STORED ROWS:
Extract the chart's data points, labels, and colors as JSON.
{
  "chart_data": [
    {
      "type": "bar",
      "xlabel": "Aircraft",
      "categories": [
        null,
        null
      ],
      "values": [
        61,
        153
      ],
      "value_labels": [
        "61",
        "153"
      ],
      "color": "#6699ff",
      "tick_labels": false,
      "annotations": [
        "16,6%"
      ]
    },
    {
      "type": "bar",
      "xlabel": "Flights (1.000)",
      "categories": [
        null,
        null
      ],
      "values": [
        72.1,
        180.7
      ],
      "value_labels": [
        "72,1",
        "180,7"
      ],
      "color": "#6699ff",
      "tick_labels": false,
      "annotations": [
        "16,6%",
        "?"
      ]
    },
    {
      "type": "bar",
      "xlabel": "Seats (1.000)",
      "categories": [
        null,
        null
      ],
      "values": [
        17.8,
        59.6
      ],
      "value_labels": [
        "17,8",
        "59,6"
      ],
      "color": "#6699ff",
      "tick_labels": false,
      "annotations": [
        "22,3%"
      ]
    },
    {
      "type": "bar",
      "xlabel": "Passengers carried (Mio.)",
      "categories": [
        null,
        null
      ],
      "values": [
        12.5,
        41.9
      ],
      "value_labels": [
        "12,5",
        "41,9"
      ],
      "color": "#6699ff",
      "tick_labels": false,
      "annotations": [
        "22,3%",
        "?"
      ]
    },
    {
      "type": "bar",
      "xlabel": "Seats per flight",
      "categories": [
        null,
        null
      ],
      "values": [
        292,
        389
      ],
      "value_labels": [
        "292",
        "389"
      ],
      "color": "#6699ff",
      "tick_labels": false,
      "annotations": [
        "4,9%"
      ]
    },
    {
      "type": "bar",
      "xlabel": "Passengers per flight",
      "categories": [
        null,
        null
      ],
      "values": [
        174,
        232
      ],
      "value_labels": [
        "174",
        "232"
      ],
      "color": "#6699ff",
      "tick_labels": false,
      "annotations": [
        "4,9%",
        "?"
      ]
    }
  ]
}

WRITTEN TASK:
Exactly as shown above, return every record.

SOLUTION FOR THIS EXERCISE:
Extract the chart's data points, labels, and colors as JSON.
{
  "chart_data": [
    {
      "type": "bar",
      "xlabel": "Aircraft",
      "categories": [
        null,
        null
      ],
      "values": [
        61,
        153
      ],
      "value_labels": [
        "61",
        "153"
      ],
      "color": "#6699ff",
      "tick_labels": false,
      "annotations": [
        "16,6%"
      ]
    },
    {
      "type": "bar",
      "xlabel": "Flights (1.000)",
      "categories": [
        null,
        null
      ],
      "values": [
        72.1,
        180.7
      ],
      "value_labels": [
        "72,1",
        "180,7"
      ],
      "color": "#6699ff",
      "tick_labels": false,
      "annotations": [
        "16,6%",
        "?"
      ]
    },
    {
      "type": "bar",
      "xlabel": "Seats (1.000)",
      "categories": [
        null,
        null
      ],
      "values": [
        17.8,
        59.6
      ],
      "value_labels": [
        "17,8",
        "59,6"
      ],
      "color": "#6699ff",
      "tick_labels": false,
      "annotations": [
        "22,3%"
      ]
    },
    {
      "type": "bar",
      "xlabel": "Passengers carried (Mio.)",
      "categories": [
        null,
        null
      ],
      "values": [
        12.5,
        41.9
      ],
      "value_labels": [
        "12,5",
        "41,9"
      ],
      "color": "#6699ff",
      "tick_labels": false,
      "annotations": [
        "22,3%",
        "?"
      ]
    },
    {
      "type": "bar",
      "xlabel": "Seats per flight",
      "categories": [
        null,
        null
      ],
      "values": [
        292,
        389
      ],
      "value_labels": [
        "292",
        "389"
      ],
      "color": "#6699ff",
      "tick_labels": false,
      "annotations": [
        "4,9%"
      ]
    },
    {
      "type": "bar",
      "xlabel": "Passengers per flight",
      "categories": [
        null,
        null
      ],
      "values": [
        174,
        232
      ],
      "value_labels": [
        "174",
        "232"
      ],
      "color": "#6699ff",
      "tick_labels": false,
      "annotations": [
        "4,9%",
        "?"
      ]
    }
  ]
}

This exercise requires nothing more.